**Description of the task:** Without the images, output each record below as it stands.

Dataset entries
------------------------------------------------

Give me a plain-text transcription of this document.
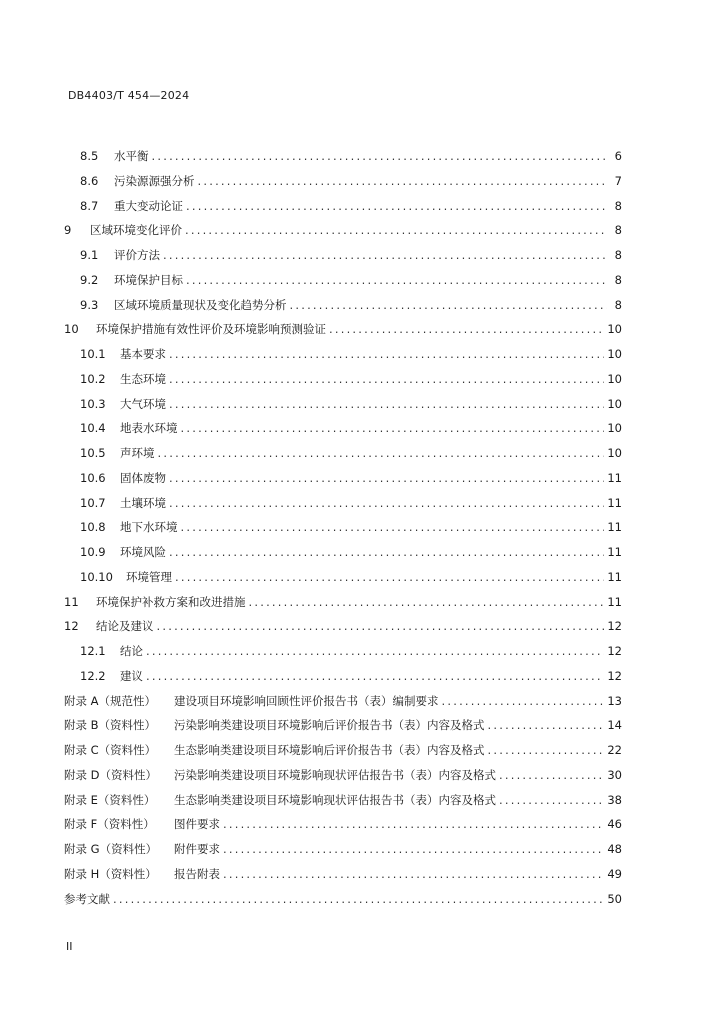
DB4403/T 454—2024
8.5	水平衡 .....	6
8.6	污染源源强分析 .....	7
8.7	重大变动论证 .....	8
9	区域环境变化评价 .....	8
9.1	评价方法 .....	8
9.2	环境保护目标 .....	8
9.3	区域环境质量现状及变化趋势分析 .....	8
10	环境保护措施有效性评价及环境影响预测验证 .....	10
10.1	基本要求 .....	10
10.2	生态环境 .....	10
10.3	大气环境 .....	10
10.4	地表水环境 .....	10
10.5	声环境 .....	10
10.6	固体废物 .....	11
10.7	土壤环境 .....	11
10.8	地下水环境 .....	11
10.9	环境风险 .....	11
10.10	环境管理 .....	11
11	环境保护补救方案和改进措施 .....	11
12	结论及建议 .....	12
12.1	结论 .....	12
12.2	建议 .....	12
附录 A（规范性）	建设项目环境影响回顾性评价报告书（表）编制要求 .....	13
附录 B（资料性）	污染影响类建设项目环境影响后评价报告书（表）内容及格式 .....	14
附录 C（资料性）	生态影响类建设项目环境影响后评价报告书（表）内容及格式 .....	22
附录 D（资料性）	污染影响类建设项目环境影响现状评估报告书（表）内容及格式 .....	30
附录 E（资料性）	生态影响类建设项目环境影响现状评估报告书（表）内容及格式 .....	38
附录 F（资料性）	图件要求 .....	46
附录 G（资料性）	附件要求 .....	48
附录 H（资料性）	报告附表 .....	49
参考文献 .....	50
II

------------------------------------------------

**Output of the exercise:**
Give me a plain-text transcription of this document.
DB4403/T 454—2024
8.5	水平衡 .....	6
8.6	污染源源强分析 .....	7
8.7	重大变动论证 .....	8
9	区域环境变化评价 .....	8
9.1	评价方法 .....	8
9.2	环境保护目标 .....	8
9.3	区域环境质量现状及变化趋势分析 .....	8
10	环境保护措施有效性评价及环境影响预测验证 .....	10
10.1	基本要求 .....	10
10.2	生态环境 .....	10
10.3	大气环境 .....	10
10.4	地表水环境 .....	10
10.5	声环境 .....	10
10.6	固体废物 .....	11
10.7	土壤环境 .....	11
10.8	地下水环境 .....	11
10.9	环境风险 .....	11
10.10	环境管理 .....	11
11	环境保护补救方案和改进措施 .....	11
12	结论及建议 .....	12
12.1	结论 .....	12
12.2	建议 .....	12
附录 A（规范性）	建设项目环境影响回顾性评价报告书（表）编制要求 .....	13
附录 B（资料性）	污染影响类建设项目环境影响后评价报告书（表）内容及格式 .....	14
附录 C（资料性）	生态影响类建设项目环境影响后评价报告书（表）内容及格式 .....	22
附录 D（资料性）	污染影响类建设项目环境影响现状评估报告书（表）内容及格式 .....	30
附录 E（资料性）	生态影响类建设项目环境影响现状评估报告书（表）内容及格式 .....	38
附录 F（资料性）	图件要求 .....	46
附录 G（资料性）	附件要求 .....	48
附录 H（资料性）	报告附表 .....	49
参考文献 .....	50
II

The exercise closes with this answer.